Items from a data source:
——————

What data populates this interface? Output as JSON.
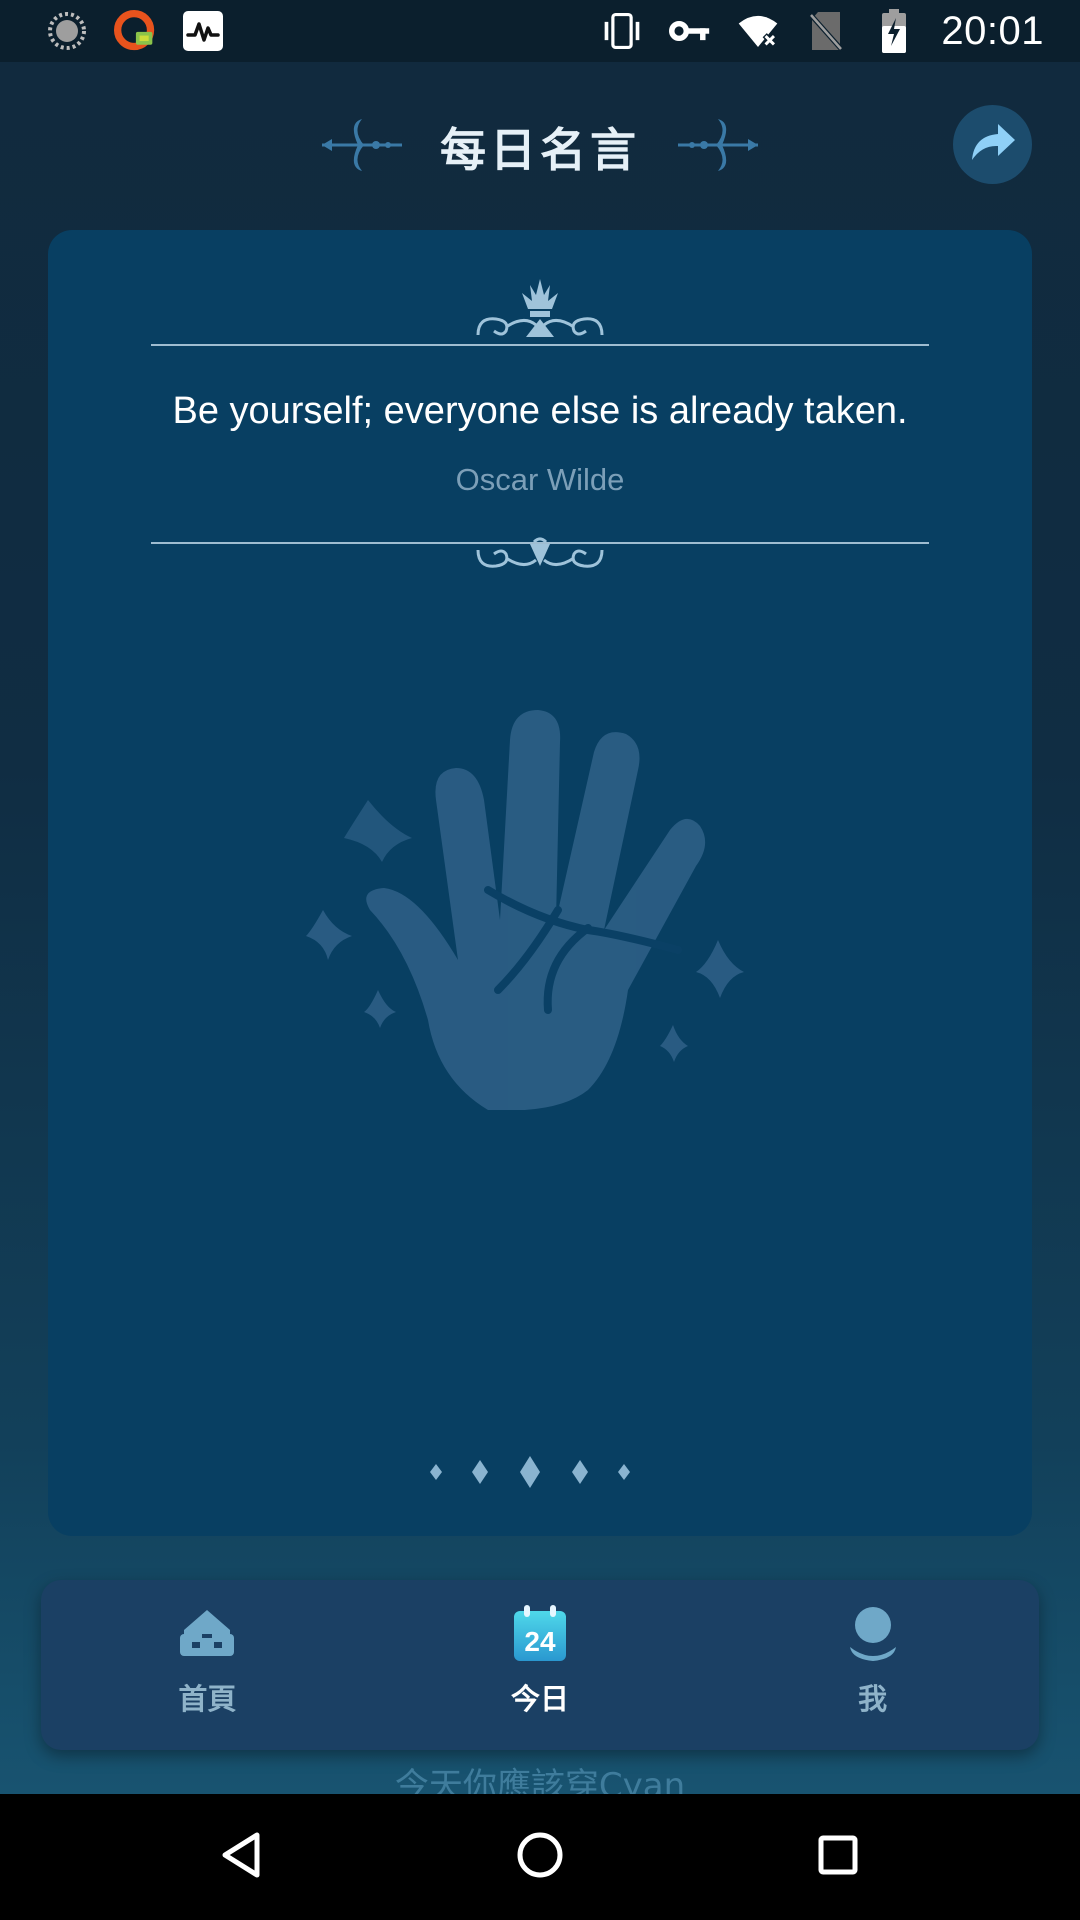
{
  "status_bar": {
    "time": "20:01",
    "left_icons": [
      "loading-circle-icon",
      "vpn-app-icon",
      "activity-monitor-icon"
    ],
    "right_icons": [
      "vibrate-icon",
      "vpn-key-icon",
      "wifi-icon",
      "no-sim-icon",
      "battery-charging-icon"
    ]
  },
  "header": {
    "title": "每日名言",
    "share_icon": "share-arrow-icon"
  },
  "quote_card": {
    "quote": "Be yourself; everyone else is already taken.",
    "author": "Oscar Wilde",
    "illustration": "palm-hand-icon",
    "page_indicator_count": 5
  },
  "bottom_nav": {
    "items": [
      {
        "label": "首頁",
        "icon": "home-icon",
        "active": false
      },
      {
        "label": "今日",
        "icon": "calendar-24-icon",
        "badge": "24",
        "active": true
      },
      {
        "label": "我",
        "icon": "profile-icon",
        "active": false
      }
    ]
  },
  "peek_text": "今天你應該穿Cyan",
  "colors": {
    "background": "#112a3d",
    "card": "#083f62",
    "nav_bar": "#1b4064",
    "accent": "#5aa9d6",
    "muted_text": "#7c9fb8"
  }
}
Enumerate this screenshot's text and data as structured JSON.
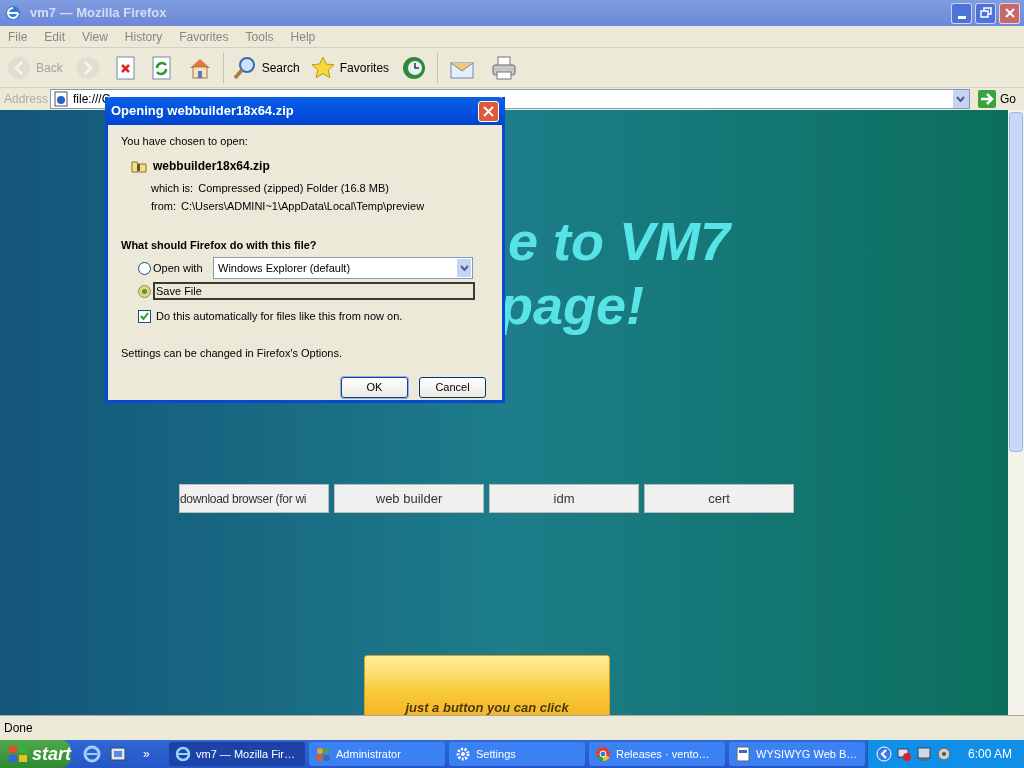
{
  "window": {
    "title": "vm7 — Mozilla Firefox"
  },
  "menu": [
    "File",
    "Edit",
    "View",
    "History",
    "Favorites",
    "Tools",
    "Help"
  ],
  "toolbar": [
    {
      "kind": "back",
      "label": "Back",
      "disabled": true
    },
    {
      "kind": "forward",
      "disabled": true
    },
    {
      "kind": "stop",
      "disabled": false
    },
    {
      "kind": "refresh",
      "disabled": false
    },
    {
      "kind": "home",
      "disabled": false
    },
    {
      "kind": "search",
      "label": "Search",
      "disabled": false
    },
    {
      "kind": "favorites",
      "label": "Favorites",
      "disabled": false
    },
    {
      "kind": "history",
      "disabled": false
    },
    {
      "kind": "mail",
      "disabled": false
    },
    {
      "kind": "print",
      "disabled": false
    }
  ],
  "address": {
    "label": "Address",
    "value": "file:///C",
    "go": "Go"
  },
  "page": {
    "heading_lines": [
      "e to VM7",
      "page!"
    ],
    "link_buttons": [
      "download browser (for wi",
      "web builder",
      "idm",
      "cert"
    ],
    "action_button": "just a button you can click"
  },
  "dialog": {
    "title": "Opening webbuilder18x64.zip",
    "intro": "You have chosen to open:",
    "file_name": "webbuilder18x64.zip",
    "which_is_label": "which is:",
    "which_is": "Compressed (zipped) Folder (16.8 MB)",
    "from_label": "from:",
    "from": "C:\\Users\\ADMINI~1\\AppData\\Local\\Temp\\preview",
    "question": "What should Firefox do with this file?",
    "options": [
      {
        "kind": "open_with",
        "label": "Open with",
        "selected": false,
        "app": "Windows Explorer (default)"
      },
      {
        "kind": "save",
        "label": "Save File",
        "selected": true
      }
    ],
    "auto": {
      "label": "Do this automatically for files like this from now on.",
      "checked": true
    },
    "note": "Settings can be changed in Firefox's Options.",
    "buttons": [
      "OK",
      "Cancel"
    ]
  },
  "status_bar": "Done",
  "taskbar": {
    "start": "start",
    "more": "»",
    "tasks": [
      {
        "kind": "browser",
        "label": "vm7 — Mozilla Fir…",
        "selected": true
      },
      {
        "kind": "users",
        "label": "Administrator",
        "selected": false
      },
      {
        "kind": "gear",
        "label": "Settings",
        "selected": false
      },
      {
        "kind": "chrome",
        "label": "Releases · vento…",
        "selected": false
      },
      {
        "kind": "document",
        "label": "WYSIWYG Web B…",
        "selected": false
      }
    ],
    "clock": "6:00 AM"
  }
}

——————

§ What to produce
Of all the lines in the listing above, how many include "this"? Write only the number.

§ Result of the task
4